→ **Input material**
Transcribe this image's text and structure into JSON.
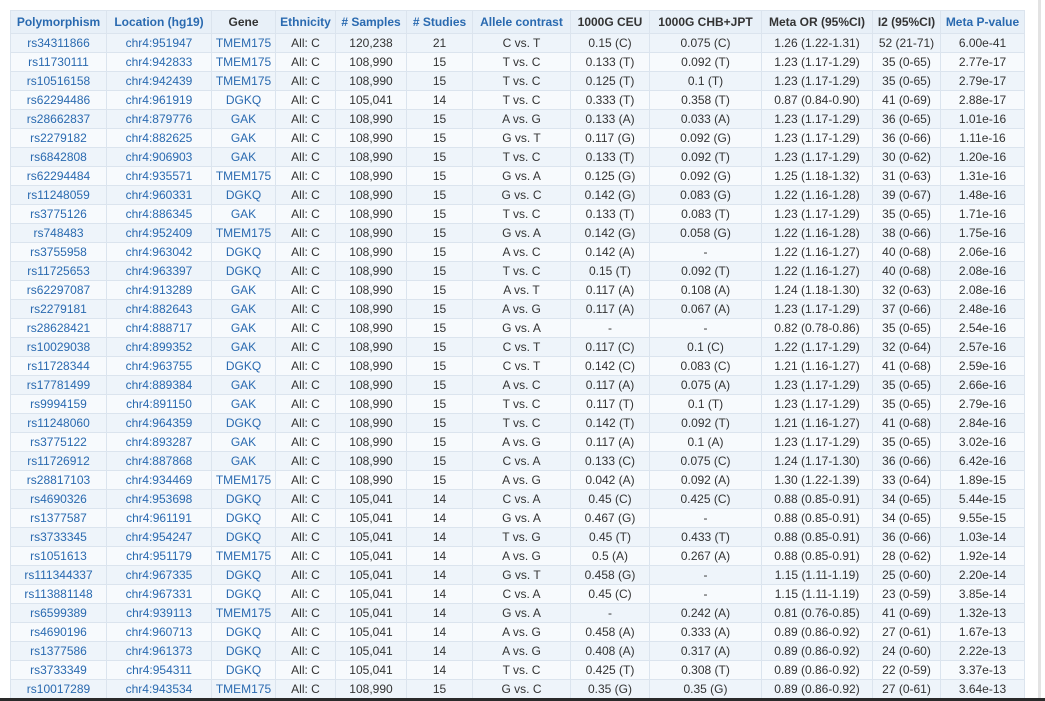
{
  "columns": [
    {
      "label": "Polymorphism",
      "sortable": true
    },
    {
      "label": "Location (hg19)",
      "sortable": true
    },
    {
      "label": "Gene",
      "sortable": false
    },
    {
      "label": "Ethnicity",
      "sortable": true
    },
    {
      "label": "# Samples",
      "sortable": true
    },
    {
      "label": "# Studies",
      "sortable": true
    },
    {
      "label": "Allele contrast",
      "sortable": true
    },
    {
      "label": "1000G CEU",
      "sortable": false
    },
    {
      "label": "1000G CHB+JPT",
      "sortable": false
    },
    {
      "label": "Meta OR (95%CI)",
      "sortable": false
    },
    {
      "label": "I2 (95%CI)",
      "sortable": false
    },
    {
      "label": "Meta P-value",
      "sortable": true
    }
  ],
  "rows": [
    [
      "rs34311866",
      "chr4:951947",
      "TMEM175",
      "All: C",
      "120,238",
      "21",
      "C vs. T",
      "0.15 (C)",
      "0.075 (C)",
      "1.26 (1.22-1.31)",
      "52 (21-71)",
      "6.00e-41"
    ],
    [
      "rs11730111",
      "chr4:942833",
      "TMEM175",
      "All: C",
      "108,990",
      "15",
      "T vs. C",
      "0.133 (T)",
      "0.092 (T)",
      "1.23 (1.17-1.29)",
      "35 (0-65)",
      "2.77e-17"
    ],
    [
      "rs10516158",
      "chr4:942439",
      "TMEM175",
      "All: C",
      "108,990",
      "15",
      "T vs. C",
      "0.125 (T)",
      "0.1 (T)",
      "1.23 (1.17-1.29)",
      "35 (0-65)",
      "2.79e-17"
    ],
    [
      "rs62294486",
      "chr4:961919",
      "DGKQ",
      "All: C",
      "105,041",
      "14",
      "T vs. C",
      "0.333 (T)",
      "0.358 (T)",
      "0.87 (0.84-0.90)",
      "41 (0-69)",
      "2.88e-17"
    ],
    [
      "rs28662837",
      "chr4:879776",
      "GAK",
      "All: C",
      "108,990",
      "15",
      "A vs. G",
      "0.133 (A)",
      "0.033 (A)",
      "1.23 (1.17-1.29)",
      "36 (0-65)",
      "1.01e-16"
    ],
    [
      "rs2279182",
      "chr4:882625",
      "GAK",
      "All: C",
      "108,990",
      "15",
      "G vs. T",
      "0.117 (G)",
      "0.092 (G)",
      "1.23 (1.17-1.29)",
      "36 (0-66)",
      "1.11e-16"
    ],
    [
      "rs6842808",
      "chr4:906903",
      "GAK",
      "All: C",
      "108,990",
      "15",
      "T vs. C",
      "0.133 (T)",
      "0.092 (T)",
      "1.23 (1.17-1.29)",
      "30 (0-62)",
      "1.20e-16"
    ],
    [
      "rs62294484",
      "chr4:935571",
      "TMEM175",
      "All: C",
      "108,990",
      "15",
      "G vs. A",
      "0.125 (G)",
      "0.092 (G)",
      "1.25 (1.18-1.32)",
      "31 (0-63)",
      "1.31e-16"
    ],
    [
      "rs11248059",
      "chr4:960331",
      "DGKQ",
      "All: C",
      "108,990",
      "15",
      "G vs. C",
      "0.142 (G)",
      "0.083 (G)",
      "1.22 (1.16-1.28)",
      "39 (0-67)",
      "1.48e-16"
    ],
    [
      "rs3775126",
      "chr4:886345",
      "GAK",
      "All: C",
      "108,990",
      "15",
      "T vs. C",
      "0.133 (T)",
      "0.083 (T)",
      "1.23 (1.17-1.29)",
      "35 (0-65)",
      "1.71e-16"
    ],
    [
      "rs748483",
      "chr4:952409",
      "TMEM175",
      "All: C",
      "108,990",
      "15",
      "G vs. A",
      "0.142 (G)",
      "0.058 (G)",
      "1.22 (1.16-1.28)",
      "38 (0-66)",
      "1.75e-16"
    ],
    [
      "rs3755958",
      "chr4:963042",
      "DGKQ",
      "All: C",
      "108,990",
      "15",
      "A vs. C",
      "0.142 (A)",
      "-",
      "1.22 (1.16-1.27)",
      "40 (0-68)",
      "2.06e-16"
    ],
    [
      "rs11725653",
      "chr4:963397",
      "DGKQ",
      "All: C",
      "108,990",
      "15",
      "T vs. C",
      "0.15 (T)",
      "0.092 (T)",
      "1.22 (1.16-1.27)",
      "40 (0-68)",
      "2.08e-16"
    ],
    [
      "rs62297087",
      "chr4:913289",
      "GAK",
      "All: C",
      "108,990",
      "15",
      "A vs. T",
      "0.117 (A)",
      "0.108 (A)",
      "1.24 (1.18-1.30)",
      "32 (0-63)",
      "2.08e-16"
    ],
    [
      "rs2279181",
      "chr4:882643",
      "GAK",
      "All: C",
      "108,990",
      "15",
      "A vs. G",
      "0.117 (A)",
      "0.067 (A)",
      "1.23 (1.17-1.29)",
      "37 (0-66)",
      "2.48e-16"
    ],
    [
      "rs28628421",
      "chr4:888717",
      "GAK",
      "All: C",
      "108,990",
      "15",
      "G vs. A",
      "-",
      "-",
      "0.82 (0.78-0.86)",
      "35 (0-65)",
      "2.54e-16"
    ],
    [
      "rs10029038",
      "chr4:899352",
      "GAK",
      "All: C",
      "108,990",
      "15",
      "C vs. T",
      "0.117 (C)",
      "0.1 (C)",
      "1.22 (1.17-1.29)",
      "32 (0-64)",
      "2.57e-16"
    ],
    [
      "rs11728344",
      "chr4:963755",
      "DGKQ",
      "All: C",
      "108,990",
      "15",
      "C vs. T",
      "0.142 (C)",
      "0.083 (C)",
      "1.21 (1.16-1.27)",
      "41 (0-68)",
      "2.59e-16"
    ],
    [
      "rs17781499",
      "chr4:889384",
      "GAK",
      "All: C",
      "108,990",
      "15",
      "A vs. C",
      "0.117 (A)",
      "0.075 (A)",
      "1.23 (1.17-1.29)",
      "35 (0-65)",
      "2.66e-16"
    ],
    [
      "rs9994159",
      "chr4:891150",
      "GAK",
      "All: C",
      "108,990",
      "15",
      "T vs. C",
      "0.117 (T)",
      "0.1 (T)",
      "1.23 (1.17-1.29)",
      "35 (0-65)",
      "2.79e-16"
    ],
    [
      "rs11248060",
      "chr4:964359",
      "DGKQ",
      "All: C",
      "108,990",
      "15",
      "T vs. C",
      "0.142 (T)",
      "0.092 (T)",
      "1.21 (1.16-1.27)",
      "41 (0-68)",
      "2.84e-16"
    ],
    [
      "rs3775122",
      "chr4:893287",
      "GAK",
      "All: C",
      "108,990",
      "15",
      "A vs. G",
      "0.117 (A)",
      "0.1 (A)",
      "1.23 (1.17-1.29)",
      "35 (0-65)",
      "3.02e-16"
    ],
    [
      "rs11726912",
      "chr4:887868",
      "GAK",
      "All: C",
      "108,990",
      "15",
      "C vs. A",
      "0.133 (C)",
      "0.075 (C)",
      "1.24 (1.17-1.30)",
      "36 (0-66)",
      "6.42e-16"
    ],
    [
      "rs28817103",
      "chr4:934469",
      "TMEM175",
      "All: C",
      "108,990",
      "15",
      "A vs. G",
      "0.042 (A)",
      "0.092 (A)",
      "1.30 (1.22-1.39)",
      "33 (0-64)",
      "1.89e-15"
    ],
    [
      "rs4690326",
      "chr4:953698",
      "DGKQ",
      "All: C",
      "105,041",
      "14",
      "C vs. A",
      "0.45 (C)",
      "0.425 (C)",
      "0.88 (0.85-0.91)",
      "34 (0-65)",
      "5.44e-15"
    ],
    [
      "rs1377587",
      "chr4:961191",
      "DGKQ",
      "All: C",
      "105,041",
      "14",
      "G vs. A",
      "0.467 (G)",
      "-",
      "0.88 (0.85-0.91)",
      "34 (0-65)",
      "9.55e-15"
    ],
    [
      "rs3733345",
      "chr4:954247",
      "DGKQ",
      "All: C",
      "105,041",
      "14",
      "T vs. G",
      "0.45 (T)",
      "0.433 (T)",
      "0.88 (0.85-0.91)",
      "36 (0-66)",
      "1.03e-14"
    ],
    [
      "rs1051613",
      "chr4:951179",
      "TMEM175",
      "All: C",
      "105,041",
      "14",
      "A vs. G",
      "0.5 (A)",
      "0.267 (A)",
      "0.88 (0.85-0.91)",
      "28 (0-62)",
      "1.92e-14"
    ],
    [
      "rs111344337",
      "chr4:967335",
      "DGKQ",
      "All: C",
      "105,041",
      "14",
      "G vs. T",
      "0.458 (G)",
      "-",
      "1.15 (1.11-1.19)",
      "25 (0-60)",
      "2.20e-14"
    ],
    [
      "rs113881148",
      "chr4:967331",
      "DGKQ",
      "All: C",
      "105,041",
      "14",
      "C vs. A",
      "0.45 (C)",
      "-",
      "1.15 (1.11-1.19)",
      "23 (0-59)",
      "3.85e-14"
    ],
    [
      "rs6599389",
      "chr4:939113",
      "TMEM175",
      "All: C",
      "105,041",
      "14",
      "G vs. A",
      "-",
      "0.242 (A)",
      "0.81 (0.76-0.85)",
      "41 (0-69)",
      "1.32e-13"
    ],
    [
      "rs4690196",
      "chr4:960713",
      "DGKQ",
      "All: C",
      "105,041",
      "14",
      "A vs. G",
      "0.458 (A)",
      "0.333 (A)",
      "0.89 (0.86-0.92)",
      "27 (0-61)",
      "1.67e-13"
    ],
    [
      "rs1377586",
      "chr4:961373",
      "DGKQ",
      "All: C",
      "105,041",
      "14",
      "A vs. G",
      "0.408 (A)",
      "0.317 (A)",
      "0.89 (0.86-0.92)",
      "24 (0-60)",
      "2.22e-13"
    ],
    [
      "rs3733349",
      "chr4:954311",
      "DGKQ",
      "All: C",
      "105,041",
      "14",
      "T vs. C",
      "0.425 (T)",
      "0.308 (T)",
      "0.89 (0.86-0.92)",
      "22 (0-59)",
      "3.37e-13"
    ],
    [
      "rs10017289",
      "chr4:943534",
      "TMEM175",
      "All: C",
      "108,990",
      "15",
      "G vs. C",
      "0.35 (G)",
      "0.35 (G)",
      "0.89 (0.86-0.92)",
      "27 (0-61)",
      "3.64e-13"
    ]
  ]
}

→ **Exercise prompt**
Your answer should be a single number: how many lines in the data above include "Meta"?

→ **Finished task**
2